**Instructions to follow**
Output the material below unchanged, apart from leaving out the pictures.

-- start Supplied entries --

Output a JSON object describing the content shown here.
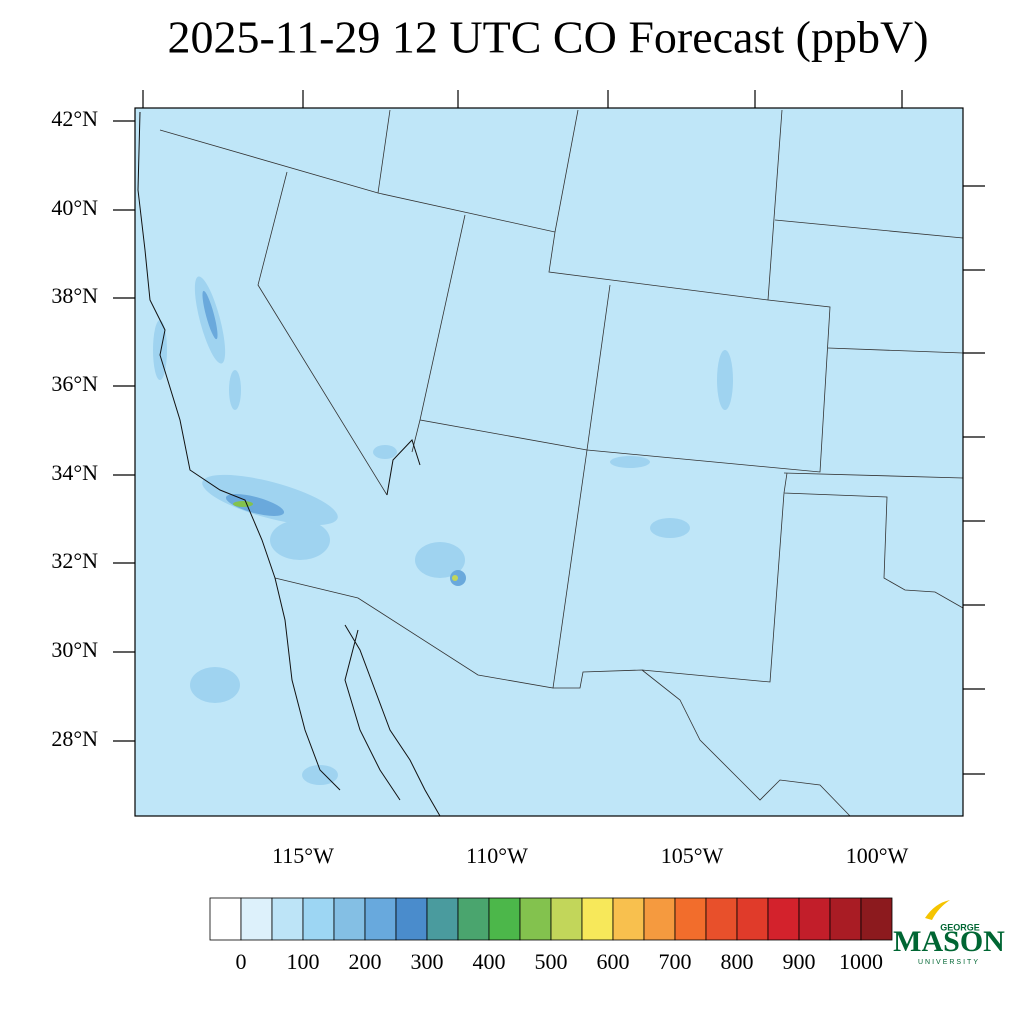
{
  "title": "2025-11-29 12 UTC CO Forecast (ppbV)",
  "map": {
    "lat_ticks": [
      "42°N",
      "40°N",
      "38°N",
      "36°N",
      "34°N",
      "32°N",
      "30°N",
      "28°N"
    ],
    "lon_ticks": [
      "115°W",
      "110°W",
      "105°W",
      "100°W"
    ]
  },
  "colorbar": {
    "colors": [
      "#ffffff",
      "#ddf1fb",
      "#bde4f7",
      "#9dd6f3",
      "#84bfe4",
      "#68a9dd",
      "#4a8ccc",
      "#4a9b9e",
      "#4aa56e",
      "#4cb74a",
      "#83c24e",
      "#c2d65a",
      "#f7e85a",
      "#f8c04e",
      "#f59a3f",
      "#f26d2c",
      "#e8502b",
      "#e03b2a",
      "#d3222c",
      "#c21e2a",
      "#a91c24",
      "#8c1a1e"
    ],
    "labels": [
      "0",
      "100",
      "200",
      "300",
      "400",
      "500",
      "600",
      "700",
      "800",
      "900",
      "1000"
    ]
  },
  "logo": {
    "top": "GEORGE",
    "main": "MASON",
    "bottom": "UNIVERSITY"
  }
}
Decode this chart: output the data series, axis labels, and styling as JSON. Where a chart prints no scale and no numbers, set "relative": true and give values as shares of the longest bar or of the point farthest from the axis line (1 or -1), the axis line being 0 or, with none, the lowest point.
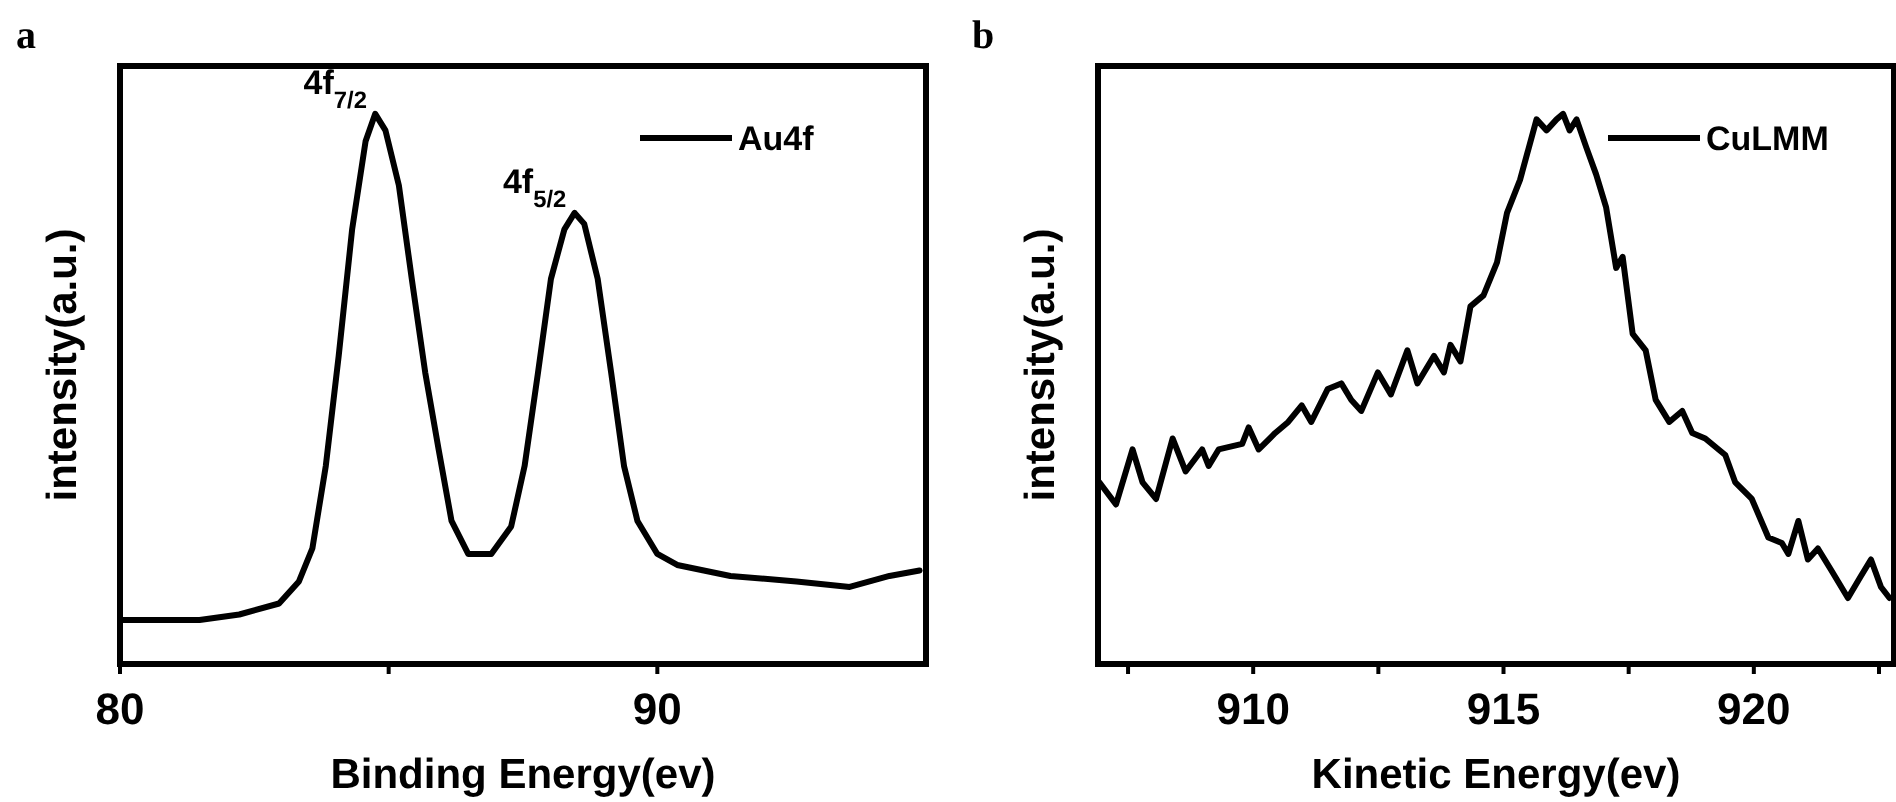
{
  "chart_data": [
    {
      "type": "line",
      "title": "a",
      "xlabel": "Binding Energy(ev)",
      "ylabel": "intensity(a.u.)",
      "relative": true,
      "legend": "top right",
      "xlim": [
        80,
        95
      ],
      "xticks": [
        80,
        {
          "value": 85,
          "label": null
        },
        90
      ],
      "annotations": [
        {
          "text": "4f$_{7/2}$",
          "x": 84.75,
          "y": 1.0
        },
        {
          "text": "4f$_{5/2}$",
          "x": 88.46,
          "y": 0.82
        }
      ],
      "series": [
        {
          "name": "Au4f",
          "color": "#000000",
          "x": [
            80.06,
            81.48,
            82.22,
            82.96,
            83.33,
            83.58,
            83.83,
            84.07,
            84.32,
            84.57,
            84.75,
            84.94,
            85.19,
            85.43,
            85.68,
            85.93,
            86.17,
            86.48,
            86.91,
            87.28,
            87.53,
            87.78,
            88.02,
            88.27,
            88.46,
            88.64,
            88.89,
            89.14,
            89.38,
            89.63,
            90.0,
            90.37,
            91.36,
            92.59,
            93.58,
            94.32,
            94.88
          ],
          "values": [
            0.08,
            0.08,
            0.09,
            0.11,
            0.15,
            0.21,
            0.36,
            0.56,
            0.79,
            0.95,
            1.0,
            0.97,
            0.87,
            0.7,
            0.53,
            0.39,
            0.26,
            0.2,
            0.2,
            0.25,
            0.36,
            0.53,
            0.7,
            0.79,
            0.82,
            0.8,
            0.7,
            0.53,
            0.36,
            0.26,
            0.2,
            0.18,
            0.16,
            0.15,
            0.14,
            0.16,
            0.17
          ]
        }
      ]
    },
    {
      "type": "line",
      "title": "b",
      "xlabel": "Kinetic Energy(ev)",
      "ylabel": "intensity(a.u.)",
      "relative": true,
      "legend": "top right",
      "xlim": [
        906.9,
        922.8
      ],
      "xticks": [
        {
          "value": 907.5,
          "label": null
        },
        910,
        {
          "value": 912.5,
          "label": null
        },
        915,
        {
          "value": 917.5,
          "label": null
        },
        920,
        {
          "value": 922.5,
          "label": null
        }
      ],
      "series": [
        {
          "name": "CuLMM",
          "color": "#000000",
          "x": [
            906.93,
            907.26,
            907.59,
            907.79,
            908.06,
            908.39,
            908.65,
            908.98,
            909.11,
            909.31,
            909.78,
            909.91,
            910.11,
            910.44,
            910.7,
            910.97,
            911.16,
            911.49,
            911.76,
            911.96,
            912.16,
            912.49,
            912.75,
            913.08,
            913.28,
            913.61,
            913.81,
            913.94,
            914.14,
            914.34,
            914.6,
            914.87,
            915.07,
            915.33,
            915.66,
            915.86,
            916.06,
            916.19,
            916.32,
            916.46,
            916.65,
            916.85,
            917.05,
            917.25,
            917.38,
            917.58,
            917.84,
            918.04,
            918.31,
            918.57,
            918.77,
            919.03,
            919.43,
            919.63,
            919.96,
            920.29,
            920.56,
            920.69,
            920.89,
            921.08,
            921.28,
            921.55,
            921.88,
            922.14,
            922.34,
            922.54,
            922.71
          ],
          "values": [
            0.33,
            0.29,
            0.39,
            0.33,
            0.3,
            0.41,
            0.35,
            0.39,
            0.36,
            0.39,
            0.4,
            0.43,
            0.39,
            0.42,
            0.44,
            0.47,
            0.44,
            0.5,
            0.51,
            0.48,
            0.46,
            0.53,
            0.49,
            0.57,
            0.51,
            0.56,
            0.53,
            0.58,
            0.55,
            0.65,
            0.67,
            0.73,
            0.82,
            0.88,
            0.99,
            0.97,
            0.99,
            1.0,
            0.97,
            0.99,
            0.94,
            0.89,
            0.83,
            0.72,
            0.74,
            0.6,
            0.57,
            0.48,
            0.44,
            0.46,
            0.42,
            0.41,
            0.38,
            0.33,
            0.3,
            0.23,
            0.22,
            0.2,
            0.26,
            0.19,
            0.21,
            0.17,
            0.12,
            0.16,
            0.19,
            0.14,
            0.12
          ]
        }
      ]
    }
  ]
}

-- end Supplied entries --

**Answer to the exercise**
Output a JSON object describing the content shown here.
{
  "title": "2025-11-29 12 UTC CO Forecast (ppbV)",
  "map": {
    "lat_ticks": [
      "42°N",
      "40°N",
      "38°N",
      "36°N",
      "34°N",
      "32°N",
      "30°N",
      "28°N"
    ],
    "lon_ticks": [
      "115°W",
      "110°W",
      "105°W",
      "100°W"
    ]
  },
  "colorbar": {
    "colors": [
      "#ffffff",
      "#ddf1fb",
      "#bde4f7",
      "#9dd6f3",
      "#84bfe4",
      "#68a9dd",
      "#4a8ccc",
      "#4a9b9e",
      "#4aa56e",
      "#4cb74a",
      "#83c24e",
      "#c2d65a",
      "#f7e85a",
      "#f8c04e",
      "#f59a3f",
      "#f26d2c",
      "#e8502b",
      "#e03b2a",
      "#d3222c",
      "#c21e2a",
      "#a91c24",
      "#8c1a1e"
    ],
    "labels": [
      "0",
      "100",
      "200",
      "300",
      "400",
      "500",
      "600",
      "700",
      "800",
      "900",
      "1000"
    ]
  },
  "logo": {
    "top": "GEORGE",
    "main": "MASON",
    "bottom": "UNIVERSITY"
  }
}
Decode this chart: output the data series, axis labels, and styling as JSON. Where a chart prints no scale and no numbers, set "relative": true and give values as shares of the longest bar or of the point farthest from the axis line (1 or -1), the axis line being 0 or, with none, the lowest point.
{
  "chart_data": [
    {
      "type": "line",
      "title": "a",
      "xlabel": "Binding Energy(ev)",
      "ylabel": "intensity(a.u.)",
      "relative": true,
      "legend": "top right",
      "xlim": [
        80,
        95
      ],
      "xticks": [
        80,
        {
          "value": 85,
          "label": null
        },
        90
      ],
      "annotations": [
        {
          "text": "4f$_{7/2}$",
          "x": 84.75,
          "y": 1.0
        },
        {
          "text": "4f$_{5/2}$",
          "x": 88.46,
          "y": 0.82
        }
      ],
      "series": [
        {
          "name": "Au4f",
          "color": "#000000",
          "x": [
            80.06,
            81.48,
            82.22,
            82.96,
            83.33,
            83.58,
            83.83,
            84.07,
            84.32,
            84.57,
            84.75,
            84.94,
            85.19,
            85.43,
            85.68,
            85.93,
            86.17,
            86.48,
            86.91,
            87.28,
            87.53,
            87.78,
            88.02,
            88.27,
            88.46,
            88.64,
            88.89,
            89.14,
            89.38,
            89.63,
            90.0,
            90.37,
            91.36,
            92.59,
            93.58,
            94.32,
            94.88
          ],
          "values": [
            0.08,
            0.08,
            0.09,
            0.11,
            0.15,
            0.21,
            0.36,
            0.56,
            0.79,
            0.95,
            1.0,
            0.97,
            0.87,
            0.7,
            0.53,
            0.39,
            0.26,
            0.2,
            0.2,
            0.25,
            0.36,
            0.53,
            0.7,
            0.79,
            0.82,
            0.8,
            0.7,
            0.53,
            0.36,
            0.26,
            0.2,
            0.18,
            0.16,
            0.15,
            0.14,
            0.16,
            0.17
          ]
        }
      ]
    },
    {
      "type": "line",
      "title": "b",
      "xlabel": "Kinetic Energy(ev)",
      "ylabel": "intensity(a.u.)",
      "relative": true,
      "legend": "top right",
      "xlim": [
        906.9,
        922.8
      ],
      "xticks": [
        {
          "value": 907.5,
          "label": null
        },
        910,
        {
          "value": 912.5,
          "label": null
        },
        915,
        {
          "value": 917.5,
          "label": null
        },
        920,
        {
          "value": 922.5,
          "label": null
        }
      ],
      "series": [
        {
          "name": "CuLMM",
          "color": "#000000",
          "x": [
            906.93,
            907.26,
            907.59,
            907.79,
            908.06,
            908.39,
            908.65,
            908.98,
            909.11,
            909.31,
            909.78,
            909.91,
            910.11,
            910.44,
            910.7,
            910.97,
            911.16,
            911.49,
            911.76,
            911.96,
            912.16,
            912.49,
            912.75,
            913.08,
            913.28,
            913.61,
            913.81,
            913.94,
            914.14,
            914.34,
            914.6,
            914.87,
            915.07,
            915.33,
            915.66,
            915.86,
            916.06,
            916.19,
            916.32,
            916.46,
            916.65,
            916.85,
            917.05,
            917.25,
            917.38,
            917.58,
            917.84,
            918.04,
            918.31,
            918.57,
            918.77,
            919.03,
            919.43,
            919.63,
            919.96,
            920.29,
            920.56,
            920.69,
            920.89,
            921.08,
            921.28,
            921.55,
            921.88,
            922.14,
            922.34,
            922.54,
            922.71
          ],
          "values": [
            0.33,
            0.29,
            0.39,
            0.33,
            0.3,
            0.41,
            0.35,
            0.39,
            0.36,
            0.39,
            0.4,
            0.43,
            0.39,
            0.42,
            0.44,
            0.47,
            0.44,
            0.5,
            0.51,
            0.48,
            0.46,
            0.53,
            0.49,
            0.57,
            0.51,
            0.56,
            0.53,
            0.58,
            0.55,
            0.65,
            0.67,
            0.73,
            0.82,
            0.88,
            0.99,
            0.97,
            0.99,
            1.0,
            0.97,
            0.99,
            0.94,
            0.89,
            0.83,
            0.72,
            0.74,
            0.6,
            0.57,
            0.48,
            0.44,
            0.46,
            0.42,
            0.41,
            0.38,
            0.33,
            0.3,
            0.23,
            0.22,
            0.2,
            0.26,
            0.19,
            0.21,
            0.17,
            0.12,
            0.16,
            0.19,
            0.14,
            0.12
          ]
        }
      ]
    }
  ]
}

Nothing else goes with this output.